⟨
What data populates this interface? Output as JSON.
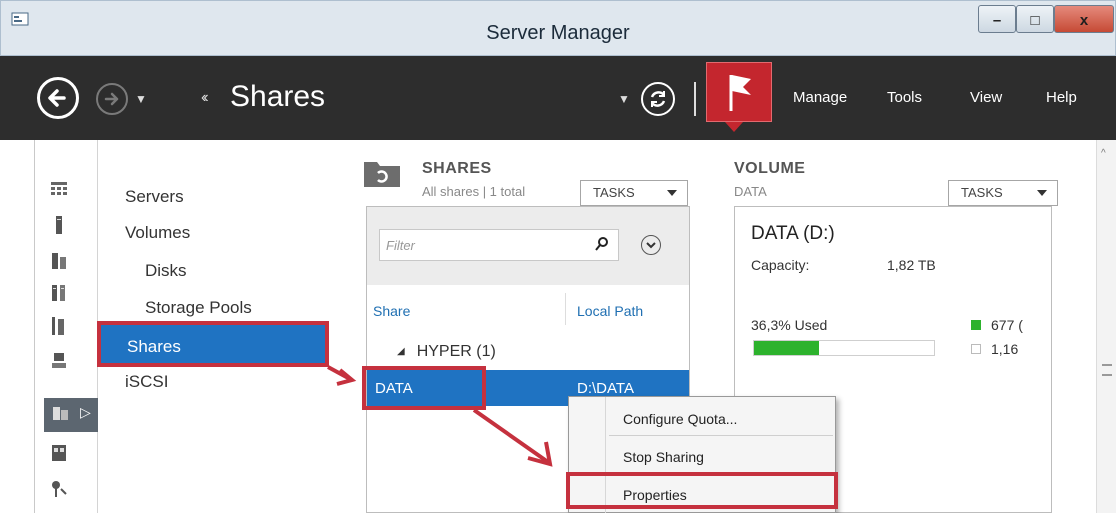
{
  "window": {
    "title": "Server Manager",
    "minimize_glyph": "–",
    "maximize_glyph": "□",
    "close_glyph": "x"
  },
  "toolbar": {
    "breadcrumb_arrows": "‹‹",
    "breadcrumb": "Shares",
    "menu": [
      "Manage",
      "Tools",
      "View",
      "Help"
    ]
  },
  "nav": {
    "items": [
      "Servers",
      "Volumes",
      "Disks",
      "Storage Pools",
      "Shares",
      "iSCSI"
    ],
    "active_item": "Shares"
  },
  "shares": {
    "title": "SHARES",
    "subtitle": "All shares | 1 total",
    "tasks_label": "TASKS",
    "filter_placeholder": "Filter",
    "columns": [
      "Share",
      "Local Path"
    ],
    "group": "HYPER (1)",
    "rows": [
      {
        "share": "DATA",
        "local_path": "D:\\DATA"
      }
    ]
  },
  "volume": {
    "title": "VOLUME",
    "subtitle": "DATA",
    "tasks_label": "TASKS",
    "name": "DATA (D:)",
    "capacity_label": "Capacity:",
    "capacity_value": "1,82 TB",
    "used_label": "36,3% Used",
    "used_fraction": 0.363,
    "legend": [
      {
        "value": "677 (",
        "color": "#2db22d"
      },
      {
        "value": "1,16",
        "color": "#ffffff"
      }
    ]
  },
  "context_menu": {
    "items": [
      "Configure Quota...",
      "Stop Sharing",
      "Properties"
    ]
  },
  "colors": {
    "accent": "#1f73c2",
    "annotation": "#c5313e",
    "toolbar": "#2d2d2d",
    "notification": "#c4262e"
  },
  "icons": {
    "app": "server-manager-icon",
    "back": "back-arrow-icon",
    "forward": "forward-arrow-icon",
    "refresh": "refresh-icon",
    "flag": "notifications-flag-icon"
  }
}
⟩
[REQUEST]:
Write out the full set of lines verbatim, without the pictures.

[ANSWER TO THE PROBLEM]:
What data populates this interface? Output as JSON.
{
  "window": {
    "title": "Server Manager",
    "minimize_glyph": "–",
    "maximize_glyph": "□",
    "close_glyph": "x"
  },
  "toolbar": {
    "breadcrumb_arrows": "‹‹",
    "breadcrumb": "Shares",
    "menu": [
      "Manage",
      "Tools",
      "View",
      "Help"
    ]
  },
  "nav": {
    "items": [
      "Servers",
      "Volumes",
      "Disks",
      "Storage Pools",
      "Shares",
      "iSCSI"
    ],
    "active_item": "Shares"
  },
  "shares": {
    "title": "SHARES",
    "subtitle": "All shares | 1 total",
    "tasks_label": "TASKS",
    "filter_placeholder": "Filter",
    "columns": [
      "Share",
      "Local Path"
    ],
    "group": "HYPER (1)",
    "rows": [
      {
        "share": "DATA",
        "local_path": "D:\\DATA"
      }
    ]
  },
  "volume": {
    "title": "VOLUME",
    "subtitle": "DATA",
    "tasks_label": "TASKS",
    "name": "DATA (D:)",
    "capacity_label": "Capacity:",
    "capacity_value": "1,82 TB",
    "used_label": "36,3% Used",
    "used_fraction": 0.363,
    "legend": [
      {
        "value": "677 (",
        "color": "#2db22d"
      },
      {
        "value": "1,16",
        "color": "#ffffff"
      }
    ]
  },
  "context_menu": {
    "items": [
      "Configure Quota...",
      "Stop Sharing",
      "Properties"
    ]
  },
  "colors": {
    "accent": "#1f73c2",
    "annotation": "#c5313e",
    "toolbar": "#2d2d2d",
    "notification": "#c4262e"
  },
  "icons": {
    "app": "server-manager-icon",
    "back": "back-arrow-icon",
    "forward": "forward-arrow-icon",
    "refresh": "refresh-icon",
    "flag": "notifications-flag-icon"
  }
}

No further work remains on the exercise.